— Start The records —
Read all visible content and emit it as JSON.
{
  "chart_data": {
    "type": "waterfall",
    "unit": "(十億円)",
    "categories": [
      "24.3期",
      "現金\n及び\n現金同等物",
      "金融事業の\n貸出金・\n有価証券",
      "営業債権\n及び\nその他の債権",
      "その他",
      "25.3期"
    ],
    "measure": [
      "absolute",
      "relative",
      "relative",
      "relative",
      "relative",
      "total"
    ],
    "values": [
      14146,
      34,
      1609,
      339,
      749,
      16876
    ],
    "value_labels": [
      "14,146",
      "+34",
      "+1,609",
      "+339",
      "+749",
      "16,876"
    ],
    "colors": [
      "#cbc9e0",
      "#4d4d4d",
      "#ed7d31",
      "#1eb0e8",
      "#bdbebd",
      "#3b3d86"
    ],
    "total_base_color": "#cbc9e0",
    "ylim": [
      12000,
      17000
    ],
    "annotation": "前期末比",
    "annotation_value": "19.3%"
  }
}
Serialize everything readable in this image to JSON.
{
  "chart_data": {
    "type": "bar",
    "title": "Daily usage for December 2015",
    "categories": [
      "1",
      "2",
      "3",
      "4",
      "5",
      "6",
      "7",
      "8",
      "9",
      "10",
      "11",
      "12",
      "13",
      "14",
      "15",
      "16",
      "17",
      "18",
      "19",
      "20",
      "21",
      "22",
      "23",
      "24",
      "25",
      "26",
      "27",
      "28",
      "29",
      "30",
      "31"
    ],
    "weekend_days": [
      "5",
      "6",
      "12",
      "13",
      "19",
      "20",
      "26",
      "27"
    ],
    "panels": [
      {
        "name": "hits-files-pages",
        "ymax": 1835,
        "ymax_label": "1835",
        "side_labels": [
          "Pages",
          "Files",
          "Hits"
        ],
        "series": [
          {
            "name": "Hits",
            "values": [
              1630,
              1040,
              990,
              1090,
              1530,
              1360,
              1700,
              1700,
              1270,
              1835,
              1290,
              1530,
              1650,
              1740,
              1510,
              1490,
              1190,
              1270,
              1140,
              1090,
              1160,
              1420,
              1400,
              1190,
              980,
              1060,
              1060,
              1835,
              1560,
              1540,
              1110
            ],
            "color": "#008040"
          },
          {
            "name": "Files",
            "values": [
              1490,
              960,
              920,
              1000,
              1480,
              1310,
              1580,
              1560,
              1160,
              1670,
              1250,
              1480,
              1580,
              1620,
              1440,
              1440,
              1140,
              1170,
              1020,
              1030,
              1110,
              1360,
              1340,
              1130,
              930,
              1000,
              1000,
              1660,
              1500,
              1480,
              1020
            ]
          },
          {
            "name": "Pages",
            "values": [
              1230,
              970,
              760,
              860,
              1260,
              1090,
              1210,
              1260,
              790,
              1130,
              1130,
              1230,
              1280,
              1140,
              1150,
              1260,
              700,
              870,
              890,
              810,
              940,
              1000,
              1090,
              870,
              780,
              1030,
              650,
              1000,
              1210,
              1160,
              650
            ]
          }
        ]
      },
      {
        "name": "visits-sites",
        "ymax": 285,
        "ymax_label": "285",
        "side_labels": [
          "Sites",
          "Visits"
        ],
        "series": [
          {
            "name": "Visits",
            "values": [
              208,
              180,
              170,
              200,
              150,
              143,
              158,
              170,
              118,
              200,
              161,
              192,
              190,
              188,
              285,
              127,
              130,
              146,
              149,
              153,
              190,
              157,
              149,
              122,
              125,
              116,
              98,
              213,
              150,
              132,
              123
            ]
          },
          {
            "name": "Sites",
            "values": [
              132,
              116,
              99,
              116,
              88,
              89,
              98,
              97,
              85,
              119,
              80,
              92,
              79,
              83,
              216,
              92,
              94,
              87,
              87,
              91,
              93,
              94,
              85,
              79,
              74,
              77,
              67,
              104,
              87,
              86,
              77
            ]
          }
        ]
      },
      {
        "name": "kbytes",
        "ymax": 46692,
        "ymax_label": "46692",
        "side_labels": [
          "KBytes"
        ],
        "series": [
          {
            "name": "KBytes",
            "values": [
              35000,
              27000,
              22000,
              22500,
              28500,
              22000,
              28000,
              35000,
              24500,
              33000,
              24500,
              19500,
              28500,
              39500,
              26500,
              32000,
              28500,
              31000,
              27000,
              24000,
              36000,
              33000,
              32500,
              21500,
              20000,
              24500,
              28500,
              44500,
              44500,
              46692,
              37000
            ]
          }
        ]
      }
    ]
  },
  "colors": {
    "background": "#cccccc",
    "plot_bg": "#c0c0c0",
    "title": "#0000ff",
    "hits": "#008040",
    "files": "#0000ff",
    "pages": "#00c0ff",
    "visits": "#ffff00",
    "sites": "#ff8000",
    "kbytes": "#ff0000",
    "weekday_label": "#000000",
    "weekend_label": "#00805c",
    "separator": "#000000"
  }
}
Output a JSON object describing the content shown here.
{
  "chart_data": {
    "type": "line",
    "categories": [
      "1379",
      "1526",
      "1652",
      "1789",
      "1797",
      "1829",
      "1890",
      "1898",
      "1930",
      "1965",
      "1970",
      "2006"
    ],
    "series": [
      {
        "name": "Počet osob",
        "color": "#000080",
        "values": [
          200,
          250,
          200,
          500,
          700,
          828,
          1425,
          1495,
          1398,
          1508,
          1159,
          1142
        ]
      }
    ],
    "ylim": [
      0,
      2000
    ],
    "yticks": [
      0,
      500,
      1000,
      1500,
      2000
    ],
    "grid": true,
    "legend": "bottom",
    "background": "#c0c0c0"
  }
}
— End The records —
> [Goal] Every record above must be duplicated exactly.

> [Problem solution]
Read all visible content and emit it as JSON.
{
  "chart_data": {
    "type": "waterfall",
    "unit": "(十億円)",
    "categories": [
      "24.3期",
      "現金\n及び\n現金同等物",
      "金融事業の\n貸出金・\n有価証券",
      "営業債権\n及び\nその他の債権",
      "その他",
      "25.3期"
    ],
    "measure": [
      "absolute",
      "relative",
      "relative",
      "relative",
      "relative",
      "total"
    ],
    "values": [
      14146,
      34,
      1609,
      339,
      749,
      16876
    ],
    "value_labels": [
      "14,146",
      "+34",
      "+1,609",
      "+339",
      "+749",
      "16,876"
    ],
    "colors": [
      "#cbc9e0",
      "#4d4d4d",
      "#ed7d31",
      "#1eb0e8",
      "#bdbebd",
      "#3b3d86"
    ],
    "total_base_color": "#cbc9e0",
    "ylim": [
      12000,
      17000
    ],
    "annotation": "前期末比",
    "annotation_value": "19.3%"
  }
}
Serialize everything readable in this image to JSON.
{
  "chart_data": {
    "type": "bar",
    "title": "Daily usage for December 2015",
    "categories": [
      "1",
      "2",
      "3",
      "4",
      "5",
      "6",
      "7",
      "8",
      "9",
      "10",
      "11",
      "12",
      "13",
      "14",
      "15",
      "16",
      "17",
      "18",
      "19",
      "20",
      "21",
      "22",
      "23",
      "24",
      "25",
      "26",
      "27",
      "28",
      "29",
      "30",
      "31"
    ],
    "weekend_days": [
      "5",
      "6",
      "12",
      "13",
      "19",
      "20",
      "26",
      "27"
    ],
    "panels": [
      {
        "name": "hits-files-pages",
        "ymax": 1835,
        "ymax_label": "1835",
        "side_labels": [
          "Pages",
          "Files",
          "Hits"
        ],
        "series": [
          {
            "name": "Hits",
            "values": [
              1630,
              1040,
              990,
              1090,
              1530,
              1360,
              1700,
              1700,
              1270,
              1835,
              1290,
              1530,
              1650,
              1740,
              1510,
              1490,
              1190,
              1270,
              1140,
              1090,
              1160,
              1420,
              1400,
              1190,
              980,
              1060,
              1060,
              1835,
              1560,
              1540,
              1110
            ],
            "color": "#008040"
          },
          {
            "name": "Files",
            "values": [
              1490,
              960,
              920,
              1000,
              1480,
              1310,
              1580,
              1560,
              1160,
              1670,
              1250,
              1480,
              1580,
              1620,
              1440,
              1440,
              1140,
              1170,
              1020,
              1030,
              1110,
              1360,
              1340,
              1130,
              930,
              1000,
              1000,
              1660,
              1500,
              1480,
              1020
            ]
          },
          {
            "name": "Pages",
            "values": [
              1230,
              970,
              760,
              860,
              1260,
              1090,
              1210,
              1260,
              790,
              1130,
              1130,
              1230,
              1280,
              1140,
              1150,
              1260,
              700,
              870,
              890,
              810,
              940,
              1000,
              1090,
              870,
              780,
              1030,
              650,
              1000,
              1210,
              1160,
              650
            ]
          }
        ]
      },
      {
        "name": "visits-sites",
        "ymax": 285,
        "ymax_label": "285",
        "side_labels": [
          "Sites",
          "Visits"
        ],
        "series": [
          {
            "name": "Visits",
            "values": [
              208,
              180,
              170,
              200,
              150,
              143,
              158,
              170,
              118,
              200,
              161,
              192,
              190,
              188,
              285,
              127,
              130,
              146,
              149,
              153,
              190,
              157,
              149,
              122,
              125,
              116,
              98,
              213,
              150,
              132,
              123
            ]
          },
          {
            "name": "Sites",
            "values": [
              132,
              116,
              99,
              116,
              88,
              89,
              98,
              97,
              85,
              119,
              80,
              92,
              79,
              83,
              216,
              92,
              94,
              87,
              87,
              91,
              93,
              94,
              85,
              79,
              74,
              77,
              67,
              104,
              87,
              86,
              77
            ]
          }
        ]
      },
      {
        "name": "kbytes",
        "ymax": 46692,
        "ymax_label": "46692",
        "side_labels": [
          "KBytes"
        ],
        "series": [
          {
            "name": "KBytes",
            "values": [
              35000,
              27000,
              22000,
              22500,
              28500,
              22000,
              28000,
              35000,
              24500,
              33000,
              24500,
              19500,
              28500,
              39500,
              26500,
              32000,
              28500,
              31000,
              27000,
              24000,
              36000,
              33000,
              32500,
              21500,
              20000,
              24500,
              28500,
              44500,
              44500,
              46692,
              37000
            ]
          }
        ]
      }
    ]
  },
  "colors": {
    "background": "#cccccc",
    "plot_bg": "#c0c0c0",
    "title": "#0000ff",
    "hits": "#008040",
    "files": "#0000ff",
    "pages": "#00c0ff",
    "visits": "#ffff00",
    "sites": "#ff8000",
    "kbytes": "#ff0000",
    "weekday_label": "#000000",
    "weekend_label": "#00805c",
    "separator": "#000000"
  }
}
Output a JSON object describing the content shown here.
{
  "chart_data": {
    "type": "line",
    "categories": [
      "1379",
      "1526",
      "1652",
      "1789",
      "1797",
      "1829",
      "1890",
      "1898",
      "1930",
      "1965",
      "1970",
      "2006"
    ],
    "series": [
      {
        "name": "Počet osob",
        "color": "#000080",
        "values": [
          200,
          250,
          200,
          500,
          700,
          828,
          1425,
          1495,
          1398,
          1508,
          1159,
          1142
        ]
      }
    ],
    "ylim": [
      0,
      2000
    ],
    "yticks": [
      0,
      500,
      1000,
      1500,
      2000
    ],
    "grid": true,
    "legend": "bottom",
    "background": "#c0c0c0"
  }
}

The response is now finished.